Exclude all pictures, then copy each of the records exactly as written.

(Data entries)
┌──
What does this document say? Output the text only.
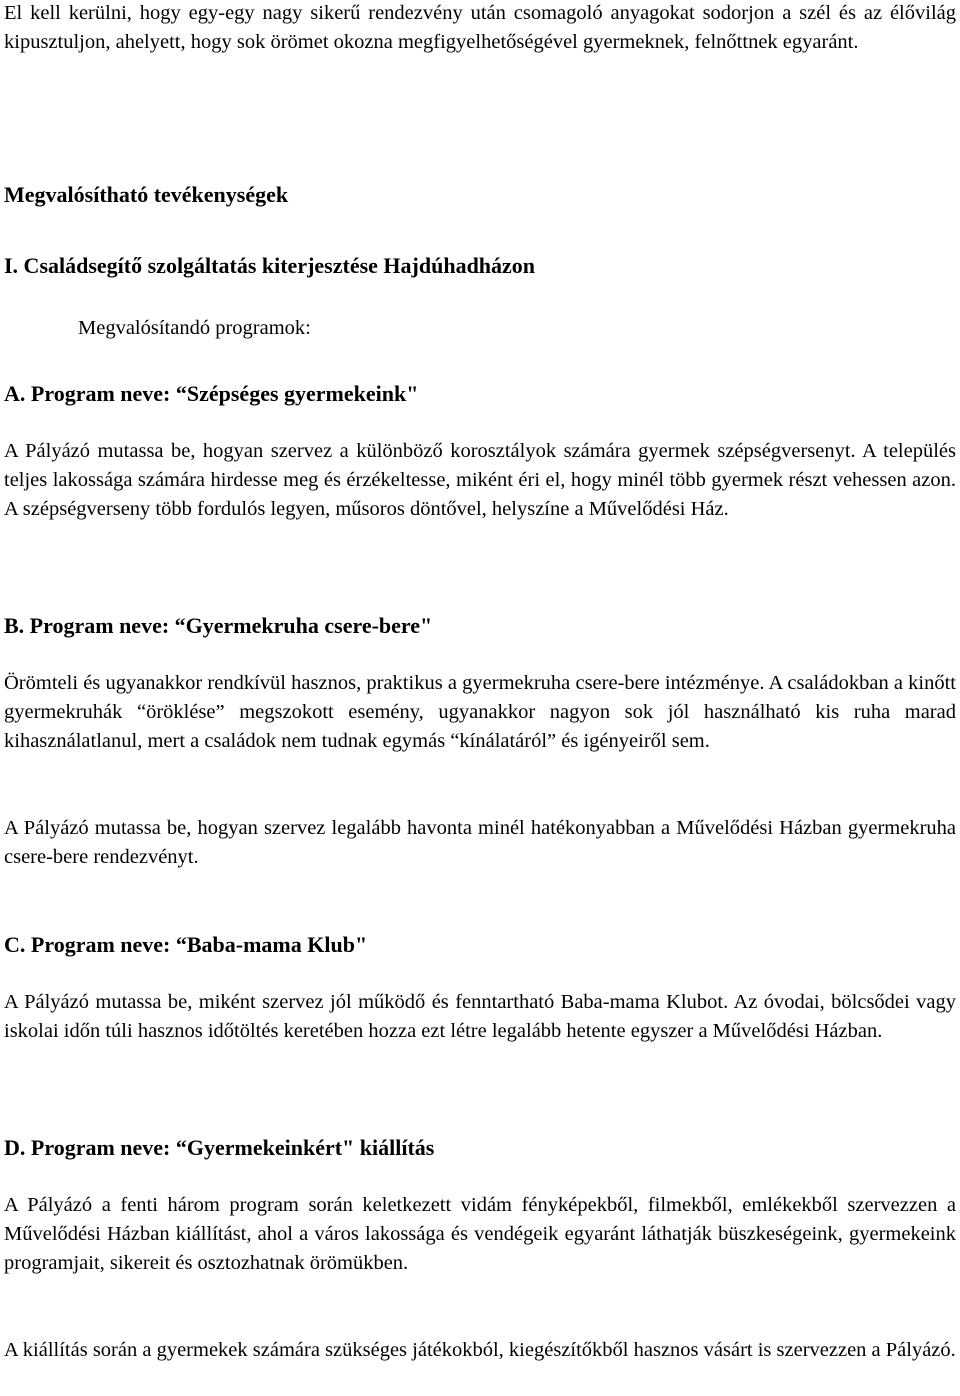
El kell kerülni, hogy egy-egy nagy sikerű rendezvény után csomagoló anyagokat sodorjon a szél és az élővilág kipusztuljon, ahelyett, hogy sok örömet okozna megfigyelhetőségével gyermeknek, felnőttnek egyaránt.

Megvalósítható tevékenységek

I. Családsegítő szolgáltatás kiterjesztése Hajdúhadházon

Megvalósítandó programok:

A. Program neve: “Szépséges gyermekeink"

A Pályázó mutassa be, hogyan szervez a különböző korosztályok számára gyermek szépségversenyt. A település teljes lakossága számára hirdesse meg és érzékeltesse, miként éri el, hogy minél több gyermek részt vehessen azon. A szépségverseny több fordulós legyen, műsoros döntővel, helyszíne a Művelődési Ház.

B. Program neve: “Gyermekruha csere-bere"

Örömteli és ugyanakkor rendkívül hasznos, praktikus a gyermekruha csere-bere intézménye. A családokban a kinőtt gyermekruhák “öröklése” megszokott esemény, ugyanakkor nagyon sok jól használható kis ruha marad kihasználatlanul, mert a családok nem tudnak egymás “kínálatáról” és igényeiről sem.

A Pályázó mutassa be, hogyan szervez legalább havonta minél hatékonyabban a Művelődési Házban gyermekruha csere-bere rendezvényt.

C. Program neve: “Baba-mama Klub"

A Pályázó mutassa be, miként szervez jól működő és fenntartható Baba-mama Klubot. Az óvodai, bölcsődei vagy iskolai időn túli hasznos időtöltés keretében hozza ezt létre legalább hetente egyszer a Művelődési Házban.

D. Program neve: “Gyermekeinkért" kiállítás

A Pályázó a fenti három program során keletkezett vidám fényképekből, filmekből, emlékekből szervezzen a Művelődési Házban kiállítást, ahol a város lakossága és vendégeik egyaránt láthatják büszkeségeink, gyermekeink programjait, sikereit és osztozhatnak örömükben.

A kiállítás során a gyermekek számára szükséges játékokból, kiegészítőkből hasznos vásárt is szervezzen a Pályázó.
└──
◆ **Correct output**
What does this document say? Output the text only.
El kell kerülni, hogy egy-egy nagy sikerű rendezvény után csomagoló anyagokat sodorjon a szél és az élővilág kipusztuljon, ahelyett, hogy sok örömet okozna megfigyelhetőségével gyermeknek, felnőttnek egyaránt.

Megvalósítható tevékenységek

I. Családsegítő szolgáltatás kiterjesztése Hajdúhadházon

Megvalósítandó programok:

A. Program neve: “Szépséges gyermekeink"

A Pályázó mutassa be, hogyan szervez a különböző korosztályok számára gyermek szépségversenyt. A település teljes lakossága számára hirdesse meg és érzékeltesse, miként éri el, hogy minél több gyermek részt vehessen azon. A szépségverseny több fordulós legyen, műsoros döntővel, helyszíne a Művelődési Ház.

B. Program neve: “Gyermekruha csere-bere"

Örömteli és ugyanakkor rendkívül hasznos, praktikus a gyermekruha csere-bere intézménye. A családokban a kinőtt gyermekruhák “öröklése” megszokott esemény, ugyanakkor nagyon sok jól használható kis ruha marad kihasználatlanul, mert a családok nem tudnak egymás “kínálatáról” és igényeiről sem.

A Pályázó mutassa be, hogyan szervez legalább havonta minél hatékonyabban a Művelődési Házban gyermekruha csere-bere rendezvényt.

C. Program neve: “Baba-mama Klub"

A Pályázó mutassa be, miként szervez jól működő és fenntartható Baba-mama Klubot. Az óvodai, bölcsődei vagy iskolai időn túli hasznos időtöltés keretében hozza ezt létre legalább hetente egyszer a Művelődési Házban.

D. Program neve: “Gyermekeinkért" kiállítás

A Pályázó a fenti három program során keletkezett vidám fényképekből, filmekből, emlékekből szervezzen a Művelődési Házban kiállítást, ahol a város lakossága és vendégeik egyaránt láthatják büszkeségeink, gyermekeink programjait, sikereit és osztozhatnak örömükben.

A kiállítás során a gyermekek számára szükséges játékokból, kiegészítőkből hasznos vásárt is szervezzen a Pályázó.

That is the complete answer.